[Records from a data collection]
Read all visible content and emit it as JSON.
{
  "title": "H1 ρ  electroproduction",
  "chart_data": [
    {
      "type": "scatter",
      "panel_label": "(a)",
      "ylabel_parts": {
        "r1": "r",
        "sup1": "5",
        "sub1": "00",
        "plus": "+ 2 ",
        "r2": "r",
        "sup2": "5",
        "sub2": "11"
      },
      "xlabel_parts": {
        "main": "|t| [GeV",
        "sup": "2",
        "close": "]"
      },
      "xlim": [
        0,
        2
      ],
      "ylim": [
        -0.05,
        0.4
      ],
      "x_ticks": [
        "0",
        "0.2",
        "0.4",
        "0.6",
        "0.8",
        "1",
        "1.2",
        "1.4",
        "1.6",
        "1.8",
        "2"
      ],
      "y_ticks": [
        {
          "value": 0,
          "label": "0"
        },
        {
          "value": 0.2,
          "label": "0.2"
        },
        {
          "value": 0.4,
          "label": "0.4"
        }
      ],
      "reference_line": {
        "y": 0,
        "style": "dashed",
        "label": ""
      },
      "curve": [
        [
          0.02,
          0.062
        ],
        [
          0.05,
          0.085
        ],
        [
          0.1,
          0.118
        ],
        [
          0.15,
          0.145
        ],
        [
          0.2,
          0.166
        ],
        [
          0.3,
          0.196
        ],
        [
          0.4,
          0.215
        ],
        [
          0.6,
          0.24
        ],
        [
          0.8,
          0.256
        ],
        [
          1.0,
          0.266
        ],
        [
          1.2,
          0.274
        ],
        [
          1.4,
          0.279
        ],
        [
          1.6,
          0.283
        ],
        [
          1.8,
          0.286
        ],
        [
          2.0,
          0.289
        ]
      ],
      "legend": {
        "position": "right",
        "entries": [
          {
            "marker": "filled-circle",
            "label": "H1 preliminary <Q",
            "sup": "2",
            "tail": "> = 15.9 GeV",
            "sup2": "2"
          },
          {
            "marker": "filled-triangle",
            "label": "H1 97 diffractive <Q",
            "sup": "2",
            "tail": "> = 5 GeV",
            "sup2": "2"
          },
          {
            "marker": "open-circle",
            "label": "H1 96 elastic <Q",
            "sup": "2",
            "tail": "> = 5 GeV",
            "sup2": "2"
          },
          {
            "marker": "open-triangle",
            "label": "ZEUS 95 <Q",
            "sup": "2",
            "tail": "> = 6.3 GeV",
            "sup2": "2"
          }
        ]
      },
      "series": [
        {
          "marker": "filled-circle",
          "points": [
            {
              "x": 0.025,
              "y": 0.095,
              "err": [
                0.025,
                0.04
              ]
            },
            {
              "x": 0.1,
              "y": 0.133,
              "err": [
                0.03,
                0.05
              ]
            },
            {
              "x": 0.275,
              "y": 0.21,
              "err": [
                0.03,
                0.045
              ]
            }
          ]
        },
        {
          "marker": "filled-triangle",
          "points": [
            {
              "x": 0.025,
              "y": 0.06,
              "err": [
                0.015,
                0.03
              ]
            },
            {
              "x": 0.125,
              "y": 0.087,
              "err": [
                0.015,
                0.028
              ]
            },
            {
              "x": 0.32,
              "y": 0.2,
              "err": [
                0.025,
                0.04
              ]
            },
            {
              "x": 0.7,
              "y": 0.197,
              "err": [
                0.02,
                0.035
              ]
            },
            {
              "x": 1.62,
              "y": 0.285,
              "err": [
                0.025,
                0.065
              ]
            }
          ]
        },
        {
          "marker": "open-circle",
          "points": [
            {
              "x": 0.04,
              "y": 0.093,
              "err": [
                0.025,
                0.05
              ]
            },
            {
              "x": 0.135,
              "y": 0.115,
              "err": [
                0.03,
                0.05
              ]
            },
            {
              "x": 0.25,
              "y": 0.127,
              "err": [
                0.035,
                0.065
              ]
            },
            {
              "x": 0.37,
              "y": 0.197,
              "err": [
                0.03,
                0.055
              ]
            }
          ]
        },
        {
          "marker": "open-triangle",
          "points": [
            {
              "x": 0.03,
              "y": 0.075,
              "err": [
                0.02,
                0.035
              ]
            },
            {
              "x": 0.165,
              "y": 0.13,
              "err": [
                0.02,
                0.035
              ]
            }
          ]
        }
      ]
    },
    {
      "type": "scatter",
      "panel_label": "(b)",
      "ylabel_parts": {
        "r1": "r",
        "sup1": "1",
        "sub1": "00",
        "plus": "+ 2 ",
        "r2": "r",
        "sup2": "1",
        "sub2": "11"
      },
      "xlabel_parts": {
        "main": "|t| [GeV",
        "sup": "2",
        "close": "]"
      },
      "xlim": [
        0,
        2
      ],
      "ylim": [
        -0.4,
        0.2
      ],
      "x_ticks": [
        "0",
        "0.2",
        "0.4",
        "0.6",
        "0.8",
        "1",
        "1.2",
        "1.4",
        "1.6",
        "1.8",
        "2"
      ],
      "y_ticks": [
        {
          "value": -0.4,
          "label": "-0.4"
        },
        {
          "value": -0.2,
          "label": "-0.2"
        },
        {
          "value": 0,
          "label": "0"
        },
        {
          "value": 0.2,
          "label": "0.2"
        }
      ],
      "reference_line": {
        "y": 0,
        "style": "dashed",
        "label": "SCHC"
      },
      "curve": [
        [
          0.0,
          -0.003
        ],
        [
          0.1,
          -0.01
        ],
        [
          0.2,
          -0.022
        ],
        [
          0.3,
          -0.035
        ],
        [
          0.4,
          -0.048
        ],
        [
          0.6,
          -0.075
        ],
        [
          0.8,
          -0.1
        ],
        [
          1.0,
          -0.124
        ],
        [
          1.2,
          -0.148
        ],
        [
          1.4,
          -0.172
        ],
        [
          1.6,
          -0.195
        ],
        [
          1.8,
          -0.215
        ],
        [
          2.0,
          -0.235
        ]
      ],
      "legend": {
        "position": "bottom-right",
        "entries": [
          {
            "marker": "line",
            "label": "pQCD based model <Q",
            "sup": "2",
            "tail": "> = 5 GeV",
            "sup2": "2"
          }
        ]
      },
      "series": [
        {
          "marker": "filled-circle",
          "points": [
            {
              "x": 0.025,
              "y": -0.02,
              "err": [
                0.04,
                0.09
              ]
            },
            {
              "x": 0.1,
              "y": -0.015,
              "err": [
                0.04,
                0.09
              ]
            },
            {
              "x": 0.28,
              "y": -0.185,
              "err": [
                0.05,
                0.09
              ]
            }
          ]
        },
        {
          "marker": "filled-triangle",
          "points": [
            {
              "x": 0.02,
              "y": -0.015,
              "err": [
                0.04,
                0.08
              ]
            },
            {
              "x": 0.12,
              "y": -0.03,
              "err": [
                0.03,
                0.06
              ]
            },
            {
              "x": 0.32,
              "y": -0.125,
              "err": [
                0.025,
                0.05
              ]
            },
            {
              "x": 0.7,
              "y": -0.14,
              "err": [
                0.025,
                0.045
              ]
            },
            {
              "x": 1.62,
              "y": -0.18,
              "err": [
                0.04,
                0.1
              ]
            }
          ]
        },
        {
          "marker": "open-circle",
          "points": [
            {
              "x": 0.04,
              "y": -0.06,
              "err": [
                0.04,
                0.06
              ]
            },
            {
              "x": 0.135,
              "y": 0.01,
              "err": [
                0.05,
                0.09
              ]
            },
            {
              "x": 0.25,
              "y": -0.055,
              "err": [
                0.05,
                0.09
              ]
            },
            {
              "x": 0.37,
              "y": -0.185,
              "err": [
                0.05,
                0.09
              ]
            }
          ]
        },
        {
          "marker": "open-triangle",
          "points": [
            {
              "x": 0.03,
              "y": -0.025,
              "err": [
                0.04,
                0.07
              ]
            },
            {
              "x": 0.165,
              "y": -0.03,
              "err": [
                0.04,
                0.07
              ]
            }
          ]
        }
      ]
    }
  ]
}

- REQUIREMENTS -
Each entry must be reproduced verbatim.

- RESPONSE FOR THIS EXERCISE -
Read all visible content and emit it as JSON.
{
  "title": "H1 ρ  electroproduction",
  "chart_data": [
    {
      "type": "scatter",
      "panel_label": "(a)",
      "ylabel_parts": {
        "r1": "r",
        "sup1": "5",
        "sub1": "00",
        "plus": "+ 2 ",
        "r2": "r",
        "sup2": "5",
        "sub2": "11"
      },
      "xlabel_parts": {
        "main": "|t| [GeV",
        "sup": "2",
        "close": "]"
      },
      "xlim": [
        0,
        2
      ],
      "ylim": [
        -0.05,
        0.4
      ],
      "x_ticks": [
        "0",
        "0.2",
        "0.4",
        "0.6",
        "0.8",
        "1",
        "1.2",
        "1.4",
        "1.6",
        "1.8",
        "2"
      ],
      "y_ticks": [
        {
          "value": 0,
          "label": "0"
        },
        {
          "value": 0.2,
          "label": "0.2"
        },
        {
          "value": 0.4,
          "label": "0.4"
        }
      ],
      "reference_line": {
        "y": 0,
        "style": "dashed",
        "label": ""
      },
      "curve": [
        [
          0.02,
          0.062
        ],
        [
          0.05,
          0.085
        ],
        [
          0.1,
          0.118
        ],
        [
          0.15,
          0.145
        ],
        [
          0.2,
          0.166
        ],
        [
          0.3,
          0.196
        ],
        [
          0.4,
          0.215
        ],
        [
          0.6,
          0.24
        ],
        [
          0.8,
          0.256
        ],
        [
          1.0,
          0.266
        ],
        [
          1.2,
          0.274
        ],
        [
          1.4,
          0.279
        ],
        [
          1.6,
          0.283
        ],
        [
          1.8,
          0.286
        ],
        [
          2.0,
          0.289
        ]
      ],
      "legend": {
        "position": "right",
        "entries": [
          {
            "marker": "filled-circle",
            "label": "H1 preliminary <Q",
            "sup": "2",
            "tail": "> = 15.9 GeV",
            "sup2": "2"
          },
          {
            "marker": "filled-triangle",
            "label": "H1 97 diffractive <Q",
            "sup": "2",
            "tail": "> = 5 GeV",
            "sup2": "2"
          },
          {
            "marker": "open-circle",
            "label": "H1 96 elastic <Q",
            "sup": "2",
            "tail": "> = 5 GeV",
            "sup2": "2"
          },
          {
            "marker": "open-triangle",
            "label": "ZEUS 95 <Q",
            "sup": "2",
            "tail": "> = 6.3 GeV",
            "sup2": "2"
          }
        ]
      },
      "series": [
        {
          "marker": "filled-circle",
          "points": [
            {
              "x": 0.025,
              "y": 0.095,
              "err": [
                0.025,
                0.04
              ]
            },
            {
              "x": 0.1,
              "y": 0.133,
              "err": [
                0.03,
                0.05
              ]
            },
            {
              "x": 0.275,
              "y": 0.21,
              "err": [
                0.03,
                0.045
              ]
            }
          ]
        },
        {
          "marker": "filled-triangle",
          "points": [
            {
              "x": 0.025,
              "y": 0.06,
              "err": [
                0.015,
                0.03
              ]
            },
            {
              "x": 0.125,
              "y": 0.087,
              "err": [
                0.015,
                0.028
              ]
            },
            {
              "x": 0.32,
              "y": 0.2,
              "err": [
                0.025,
                0.04
              ]
            },
            {
              "x": 0.7,
              "y": 0.197,
              "err": [
                0.02,
                0.035
              ]
            },
            {
              "x": 1.62,
              "y": 0.285,
              "err": [
                0.025,
                0.065
              ]
            }
          ]
        },
        {
          "marker": "open-circle",
          "points": [
            {
              "x": 0.04,
              "y": 0.093,
              "err": [
                0.025,
                0.05
              ]
            },
            {
              "x": 0.135,
              "y": 0.115,
              "err": [
                0.03,
                0.05
              ]
            },
            {
              "x": 0.25,
              "y": 0.127,
              "err": [
                0.035,
                0.065
              ]
            },
            {
              "x": 0.37,
              "y": 0.197,
              "err": [
                0.03,
                0.055
              ]
            }
          ]
        },
        {
          "marker": "open-triangle",
          "points": [
            {
              "x": 0.03,
              "y": 0.075,
              "err": [
                0.02,
                0.035
              ]
            },
            {
              "x": 0.165,
              "y": 0.13,
              "err": [
                0.02,
                0.035
              ]
            }
          ]
        }
      ]
    },
    {
      "type": "scatter",
      "panel_label": "(b)",
      "ylabel_parts": {
        "r1": "r",
        "sup1": "1",
        "sub1": "00",
        "plus": "+ 2 ",
        "r2": "r",
        "sup2": "1",
        "sub2": "11"
      },
      "xlabel_parts": {
        "main": "|t| [GeV",
        "sup": "2",
        "close": "]"
      },
      "xlim": [
        0,
        2
      ],
      "ylim": [
        -0.4,
        0.2
      ],
      "x_ticks": [
        "0",
        "0.2",
        "0.4",
        "0.6",
        "0.8",
        "1",
        "1.2",
        "1.4",
        "1.6",
        "1.8",
        "2"
      ],
      "y_ticks": [
        {
          "value": -0.4,
          "label": "-0.4"
        },
        {
          "value": -0.2,
          "label": "-0.2"
        },
        {
          "value": 0,
          "label": "0"
        },
        {
          "value": 0.2,
          "label": "0.2"
        }
      ],
      "reference_line": {
        "y": 0,
        "style": "dashed",
        "label": "SCHC"
      },
      "curve": [
        [
          0.0,
          -0.003
        ],
        [
          0.1,
          -0.01
        ],
        [
          0.2,
          -0.022
        ],
        [
          0.3,
          -0.035
        ],
        [
          0.4,
          -0.048
        ],
        [
          0.6,
          -0.075
        ],
        [
          0.8,
          -0.1
        ],
        [
          1.0,
          -0.124
        ],
        [
          1.2,
          -0.148
        ],
        [
          1.4,
          -0.172
        ],
        [
          1.6,
          -0.195
        ],
        [
          1.8,
          -0.215
        ],
        [
          2.0,
          -0.235
        ]
      ],
      "legend": {
        "position": "bottom-right",
        "entries": [
          {
            "marker": "line",
            "label": "pQCD based model <Q",
            "sup": "2",
            "tail": "> = 5 GeV",
            "sup2": "2"
          }
        ]
      },
      "series": [
        {
          "marker": "filled-circle",
          "points": [
            {
              "x": 0.025,
              "y": -0.02,
              "err": [
                0.04,
                0.09
              ]
            },
            {
              "x": 0.1,
              "y": -0.015,
              "err": [
                0.04,
                0.09
              ]
            },
            {
              "x": 0.28,
              "y": -0.185,
              "err": [
                0.05,
                0.09
              ]
            }
          ]
        },
        {
          "marker": "filled-triangle",
          "points": [
            {
              "x": 0.02,
              "y": -0.015,
              "err": [
                0.04,
                0.08
              ]
            },
            {
              "x": 0.12,
              "y": -0.03,
              "err": [
                0.03,
                0.06
              ]
            },
            {
              "x": 0.32,
              "y": -0.125,
              "err": [
                0.025,
                0.05
              ]
            },
            {
              "x": 0.7,
              "y": -0.14,
              "err": [
                0.025,
                0.045
              ]
            },
            {
              "x": 1.62,
              "y": -0.18,
              "err": [
                0.04,
                0.1
              ]
            }
          ]
        },
        {
          "marker": "open-circle",
          "points": [
            {
              "x": 0.04,
              "y": -0.06,
              "err": [
                0.04,
                0.06
              ]
            },
            {
              "x": 0.135,
              "y": 0.01,
              "err": [
                0.05,
                0.09
              ]
            },
            {
              "x": 0.25,
              "y": -0.055,
              "err": [
                0.05,
                0.09
              ]
            },
            {
              "x": 0.37,
              "y": -0.185,
              "err": [
                0.05,
                0.09
              ]
            }
          ]
        },
        {
          "marker": "open-triangle",
          "points": [
            {
              "x": 0.03,
              "y": -0.025,
              "err": [
                0.04,
                0.07
              ]
            },
            {
              "x": 0.165,
              "y": -0.03,
              "err": [
                0.04,
                0.07
              ]
            }
          ]
        }
      ]
    }
  ]
}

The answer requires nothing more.